__DESCRIPTION OF THE TASK__. Spot each line that carries the word "бухгалтерского"; copy those lines.

Data records:

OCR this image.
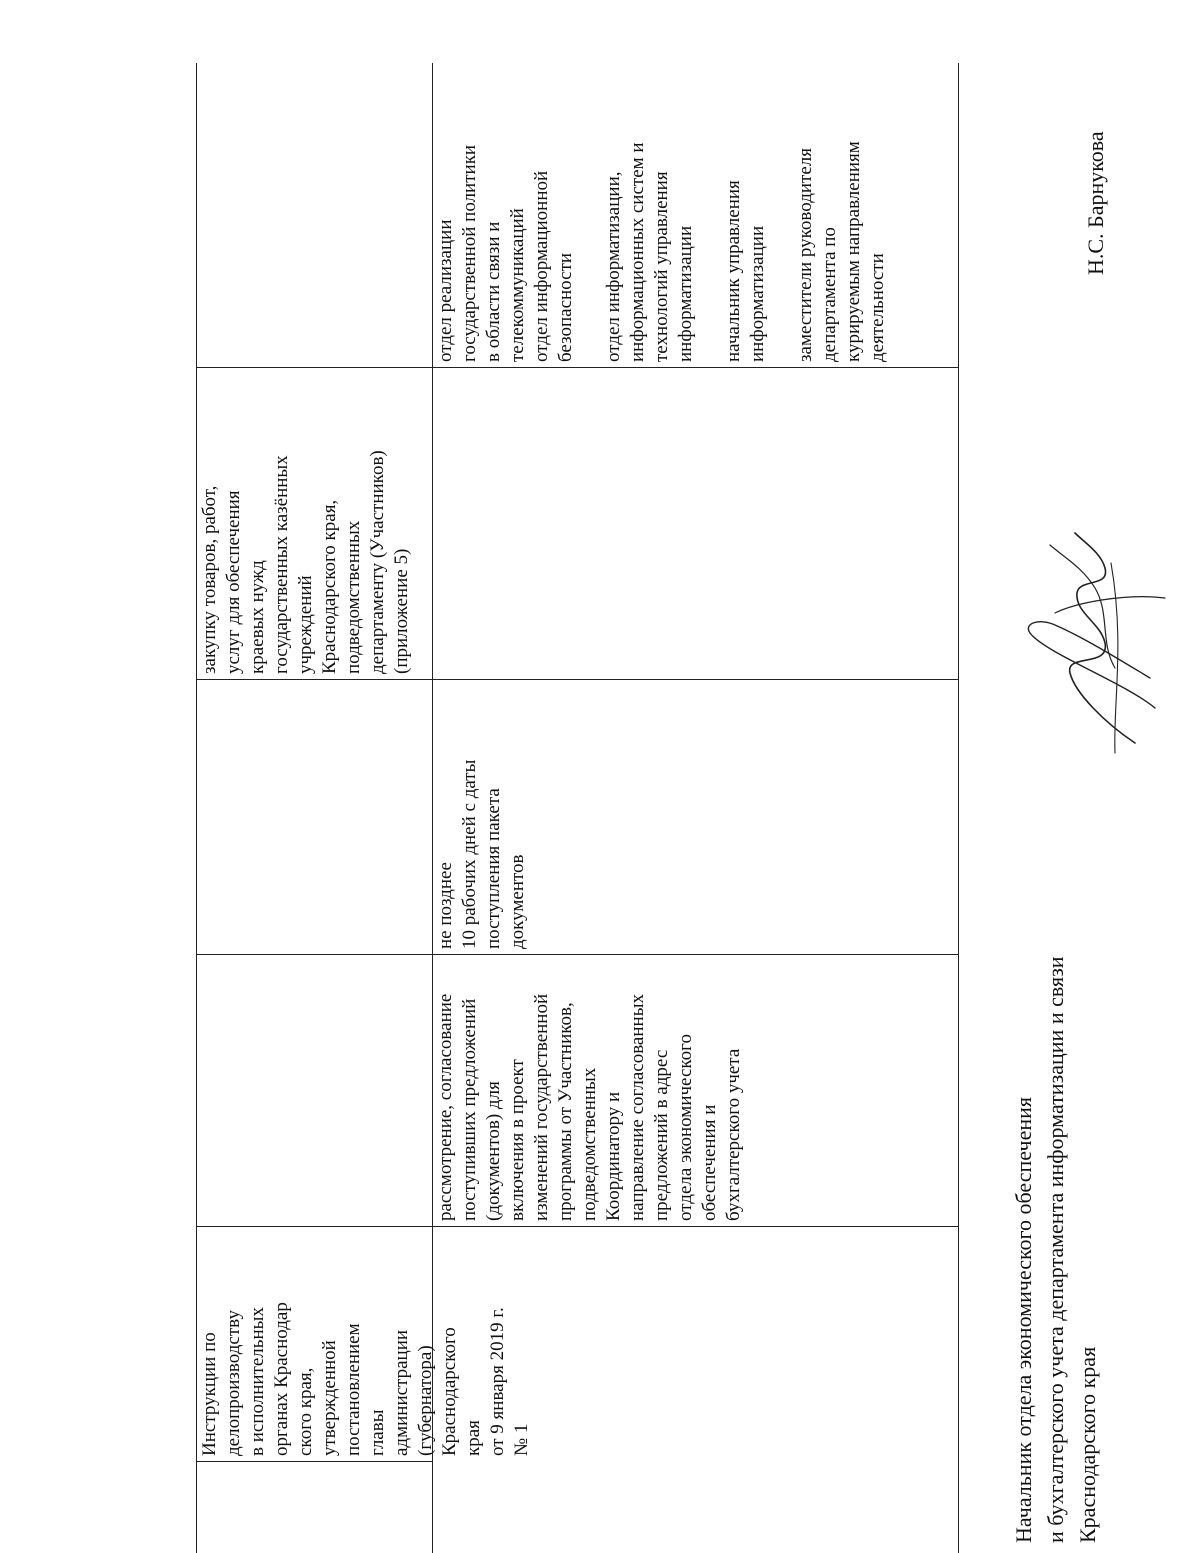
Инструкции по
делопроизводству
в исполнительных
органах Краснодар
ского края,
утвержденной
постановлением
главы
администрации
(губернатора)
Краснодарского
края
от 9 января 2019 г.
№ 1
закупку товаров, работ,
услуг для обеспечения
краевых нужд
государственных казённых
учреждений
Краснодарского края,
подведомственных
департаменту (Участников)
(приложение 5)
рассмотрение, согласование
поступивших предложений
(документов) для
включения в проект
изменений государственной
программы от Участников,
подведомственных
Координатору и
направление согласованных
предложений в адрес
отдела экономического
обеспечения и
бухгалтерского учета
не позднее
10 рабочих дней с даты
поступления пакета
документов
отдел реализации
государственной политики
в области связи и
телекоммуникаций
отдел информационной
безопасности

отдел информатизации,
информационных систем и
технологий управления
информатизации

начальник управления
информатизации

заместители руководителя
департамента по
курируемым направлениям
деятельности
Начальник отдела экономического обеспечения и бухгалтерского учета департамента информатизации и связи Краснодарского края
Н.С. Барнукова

__PROBLEM SOLUTION__.
бухгалтерского учета
Начальник отдела экономического обеспечения и бухгалтерского учета департамента информатизации и связи Краснодарского края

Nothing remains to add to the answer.